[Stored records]
## begin

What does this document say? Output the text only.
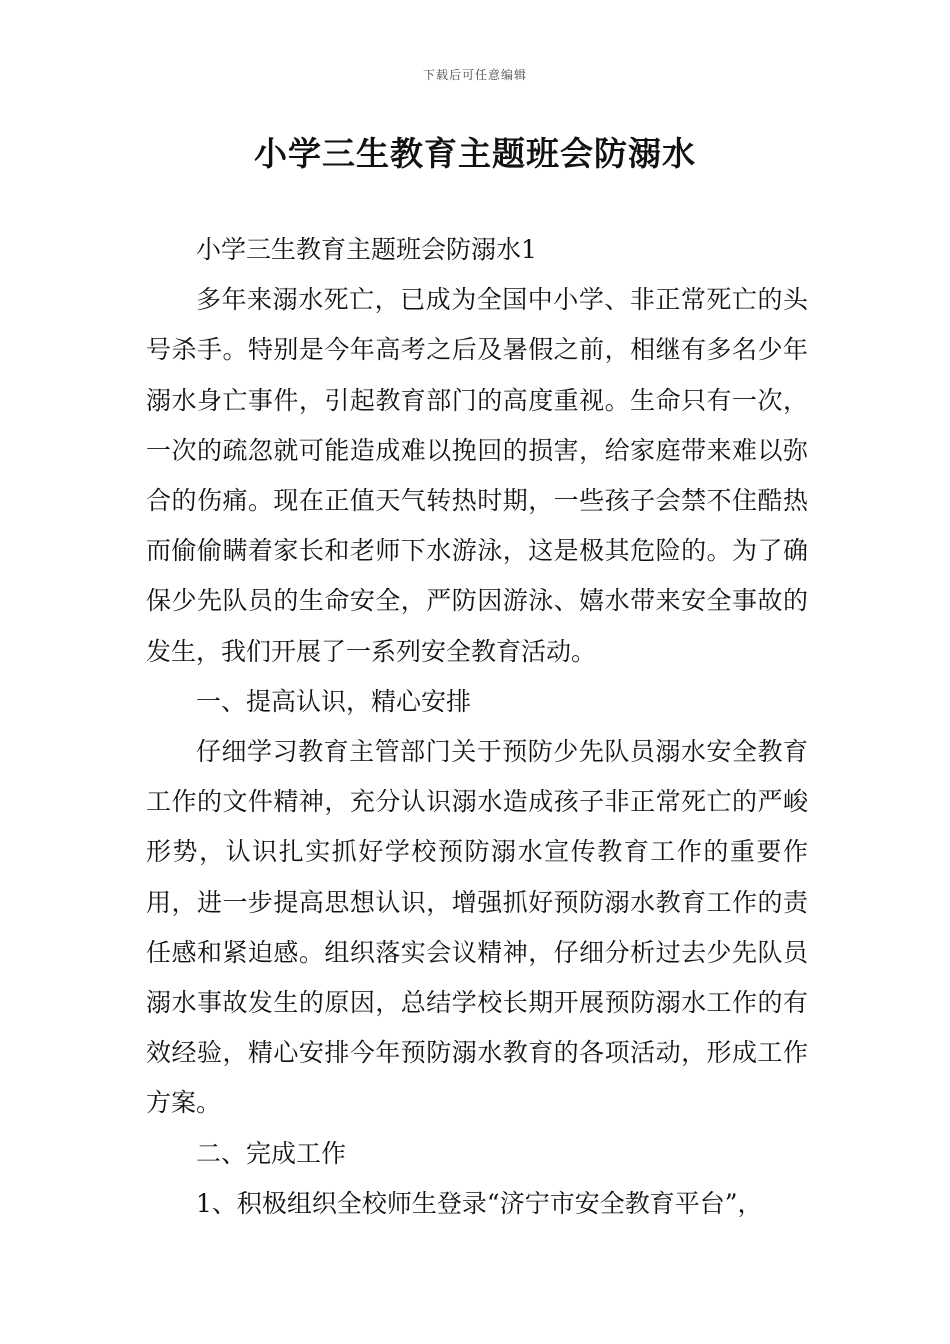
下载后可任意编辑
小学三生教育主题班会防溺水

小学三生教育主题班会防溺水1

多年来溺水死亡，已成为全国中小学、非正常死亡的头号杀手。特别是今年高考之后及暑假之前，相继有多名少年溺水身亡事件，引起教育部门的高度重视。生命只有一次，一次的疏忽就可能造成难以挽回的损害，给家庭带来难以弥合的伤痛。现在正值天气转热时期，一些孩子会禁不住酷热而偷偷瞒着家长和老师下水游泳，这是极其危险的。为了确保少先队员的生命安全，严防因游泳、嬉水带来安全事故的发生，我们开展了一系列安全教育活动。

一、提高认识，精心安排

仔细学习教育主管部门关于预防少先队员溺水安全教育工作的文件精神，充分认识溺水造成孩子非正常死亡的严峻形势，认识扎实抓好学校预防溺水宣传教育工作的重要作用，进一步提高思想认识，增强抓好预防溺水教育工作的责任感和紧迫感。组织落实会议精神，仔细分析过去少先队员溺水事故发生的原因，总结学校长期开展预防溺水工作的有效经验，精心安排今年预防溺水教育的各项活动，形成工作方案。

二、完成工作

1、积极组织全校师生登录“济宁市安全教育平台”，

## end

- _Work to be completed_
Reproduce every record word for word. The copy must contain no pictures.

- _Solution for this exercise_
What does this document say? Output the text only.
下载后可任意编辑
小学三生教育主题班会防溺水

小学三生教育主题班会防溺水1

多年来溺水死亡，已成为全国中小学、非正常死亡的头号杀手。特别是今年高考之后及暑假之前，相继有多名少年溺水身亡事件，引起教育部门的高度重视。生命只有一次，一次的疏忽就可能造成难以挽回的损害，给家庭带来难以弥合的伤痛。现在正值天气转热时期，一些孩子会禁不住酷热而偷偷瞒着家长和老师下水游泳，这是极其危险的。为了确保少先队员的生命安全，严防因游泳、嬉水带来安全事故的发生，我们开展了一系列安全教育活动。

一、提高认识，精心安排

仔细学习教育主管部门关于预防少先队员溺水安全教育工作的文件精神，充分认识溺水造成孩子非正常死亡的严峻形势，认识扎实抓好学校预防溺水宣传教育工作的重要作用，进一步提高思想认识，增强抓好预防溺水教育工作的责任感和紧迫感。组织落实会议精神，仔细分析过去少先队员溺水事故发生的原因，总结学校长期开展预防溺水工作的有效经验，精心安排今年预防溺水教育的各项活动，形成工作方案。

二、完成工作

1、积极组织全校师生登录“济宁市安全教育平台”，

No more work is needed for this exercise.